- MATERIALS PROVIDED:
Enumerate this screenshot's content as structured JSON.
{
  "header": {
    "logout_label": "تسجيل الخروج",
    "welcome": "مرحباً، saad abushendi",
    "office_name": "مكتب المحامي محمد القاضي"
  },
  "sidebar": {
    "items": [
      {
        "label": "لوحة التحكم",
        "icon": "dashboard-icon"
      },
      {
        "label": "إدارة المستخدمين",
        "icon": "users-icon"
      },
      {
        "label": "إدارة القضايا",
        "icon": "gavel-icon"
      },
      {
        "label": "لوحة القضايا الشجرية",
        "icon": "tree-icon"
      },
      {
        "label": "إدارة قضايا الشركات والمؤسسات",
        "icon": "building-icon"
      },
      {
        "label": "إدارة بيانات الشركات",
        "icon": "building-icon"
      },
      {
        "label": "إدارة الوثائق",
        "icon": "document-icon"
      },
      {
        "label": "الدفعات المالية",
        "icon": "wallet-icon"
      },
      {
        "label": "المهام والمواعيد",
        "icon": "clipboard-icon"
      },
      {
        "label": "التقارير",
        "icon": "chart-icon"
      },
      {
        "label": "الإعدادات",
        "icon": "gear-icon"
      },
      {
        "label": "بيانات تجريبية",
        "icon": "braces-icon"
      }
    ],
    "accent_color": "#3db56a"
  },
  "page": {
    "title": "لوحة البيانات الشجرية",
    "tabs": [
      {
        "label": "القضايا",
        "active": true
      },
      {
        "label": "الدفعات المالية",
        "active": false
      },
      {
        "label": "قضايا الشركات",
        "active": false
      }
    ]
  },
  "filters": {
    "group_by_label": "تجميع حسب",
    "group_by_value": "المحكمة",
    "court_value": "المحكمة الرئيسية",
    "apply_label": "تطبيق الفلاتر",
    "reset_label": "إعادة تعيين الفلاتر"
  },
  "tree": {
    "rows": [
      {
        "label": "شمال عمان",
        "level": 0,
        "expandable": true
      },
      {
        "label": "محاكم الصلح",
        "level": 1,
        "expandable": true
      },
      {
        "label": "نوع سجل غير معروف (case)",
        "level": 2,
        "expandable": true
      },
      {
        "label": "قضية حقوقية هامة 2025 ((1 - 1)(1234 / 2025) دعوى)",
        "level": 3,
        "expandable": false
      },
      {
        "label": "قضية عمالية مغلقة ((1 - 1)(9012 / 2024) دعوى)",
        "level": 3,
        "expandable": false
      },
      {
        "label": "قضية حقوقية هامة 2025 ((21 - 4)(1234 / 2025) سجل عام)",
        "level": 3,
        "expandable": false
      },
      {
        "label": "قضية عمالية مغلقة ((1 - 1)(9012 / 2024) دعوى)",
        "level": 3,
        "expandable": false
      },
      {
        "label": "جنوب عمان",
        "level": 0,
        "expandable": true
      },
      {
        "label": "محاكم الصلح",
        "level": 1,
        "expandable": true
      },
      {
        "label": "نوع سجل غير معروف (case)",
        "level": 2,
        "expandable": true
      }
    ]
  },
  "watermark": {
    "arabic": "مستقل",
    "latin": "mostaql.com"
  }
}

---

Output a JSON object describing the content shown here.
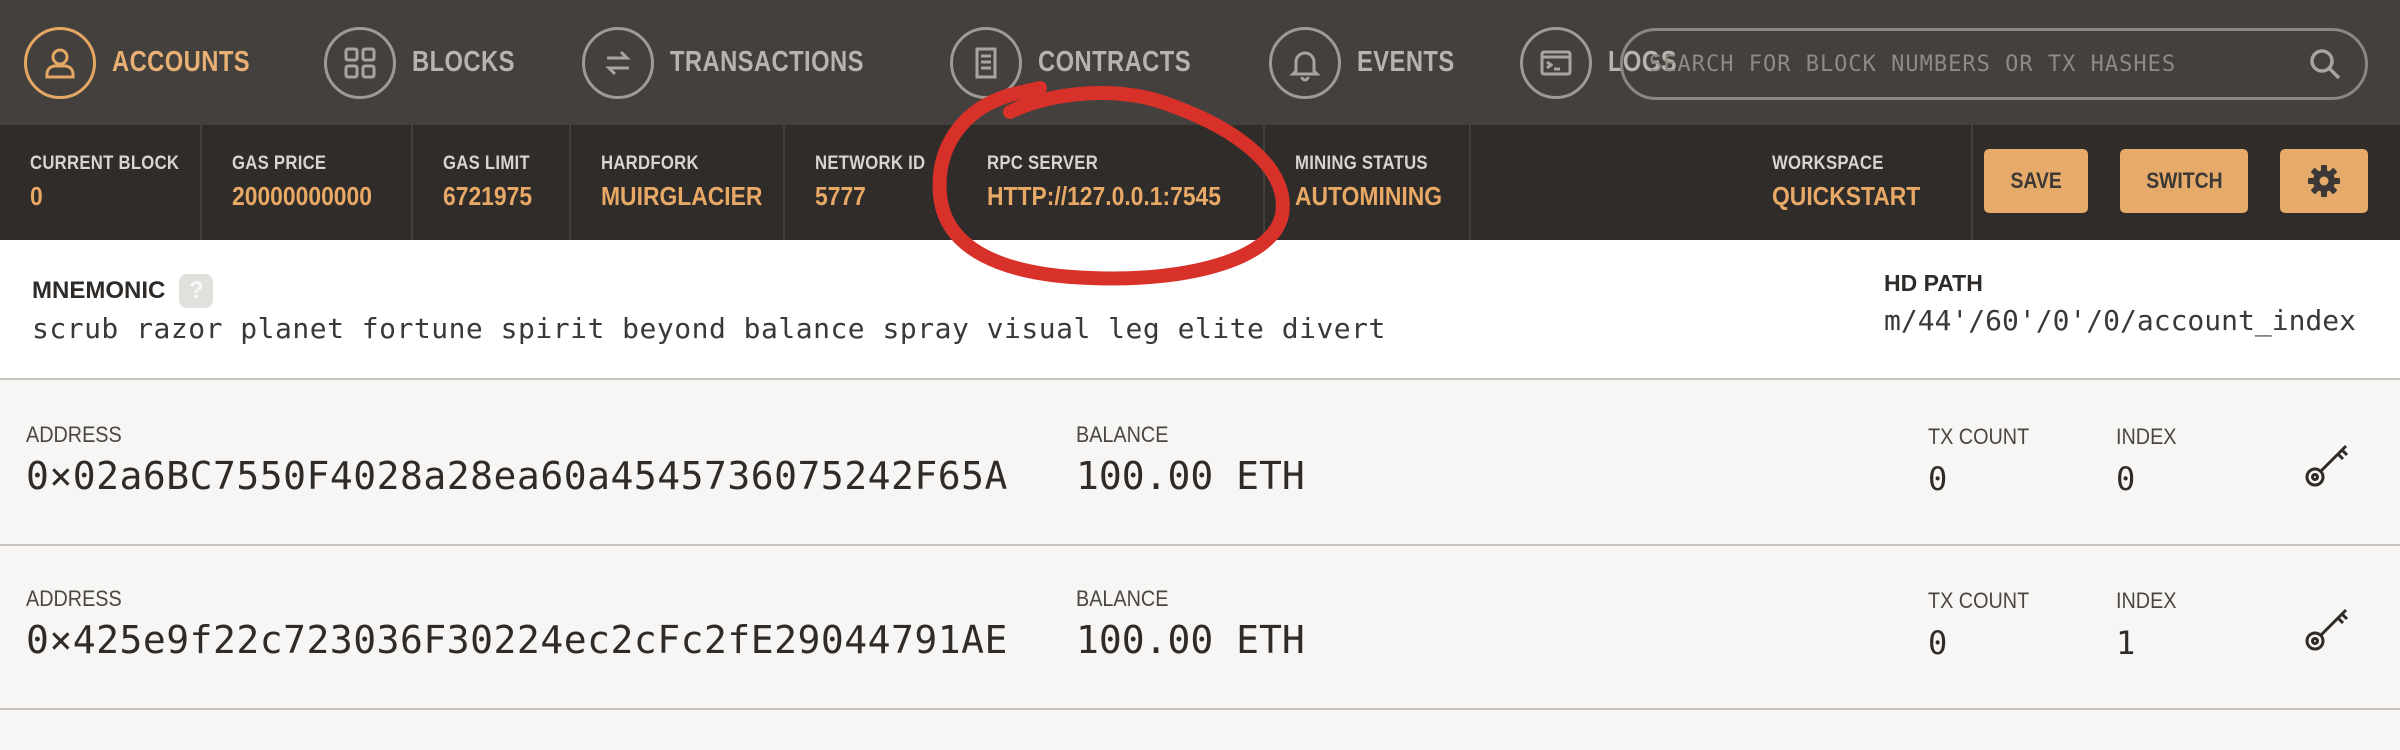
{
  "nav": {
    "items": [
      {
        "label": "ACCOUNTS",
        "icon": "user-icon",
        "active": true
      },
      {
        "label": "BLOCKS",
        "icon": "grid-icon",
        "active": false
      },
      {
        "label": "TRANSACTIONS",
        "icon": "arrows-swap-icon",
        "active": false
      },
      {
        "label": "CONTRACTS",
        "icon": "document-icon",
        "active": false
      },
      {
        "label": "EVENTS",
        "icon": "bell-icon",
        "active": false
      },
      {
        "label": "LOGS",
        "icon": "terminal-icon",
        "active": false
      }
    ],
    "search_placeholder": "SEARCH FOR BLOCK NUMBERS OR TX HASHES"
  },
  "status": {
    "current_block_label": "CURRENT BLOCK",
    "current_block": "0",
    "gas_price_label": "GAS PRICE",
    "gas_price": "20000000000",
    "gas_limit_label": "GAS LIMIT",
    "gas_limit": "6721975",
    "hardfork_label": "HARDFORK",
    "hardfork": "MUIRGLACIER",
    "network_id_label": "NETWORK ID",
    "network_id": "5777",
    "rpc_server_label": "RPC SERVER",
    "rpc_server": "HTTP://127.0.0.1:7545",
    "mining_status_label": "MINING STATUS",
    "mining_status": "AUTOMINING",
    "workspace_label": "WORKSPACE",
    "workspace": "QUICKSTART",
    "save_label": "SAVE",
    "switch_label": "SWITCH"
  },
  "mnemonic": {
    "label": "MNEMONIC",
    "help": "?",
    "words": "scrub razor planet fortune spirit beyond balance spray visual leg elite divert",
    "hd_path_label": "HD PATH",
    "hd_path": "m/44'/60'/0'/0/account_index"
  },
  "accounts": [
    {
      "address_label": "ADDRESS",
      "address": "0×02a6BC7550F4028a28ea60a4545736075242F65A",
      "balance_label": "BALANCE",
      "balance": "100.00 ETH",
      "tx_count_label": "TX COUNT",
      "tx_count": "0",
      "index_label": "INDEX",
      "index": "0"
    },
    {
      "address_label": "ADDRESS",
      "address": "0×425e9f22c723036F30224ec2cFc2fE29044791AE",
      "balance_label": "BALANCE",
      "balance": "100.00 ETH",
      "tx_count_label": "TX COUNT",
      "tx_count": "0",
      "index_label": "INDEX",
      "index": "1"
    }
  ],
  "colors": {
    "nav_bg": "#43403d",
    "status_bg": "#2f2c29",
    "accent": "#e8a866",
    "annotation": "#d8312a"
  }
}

- STATED GOAL: From the listing, copy each line containing the word "الفلاتر".

- TASK RESULT:
    "apply_label": "تطبيق الفلاتر",
    "reset_label": "إعادة تعيين الفلاتر"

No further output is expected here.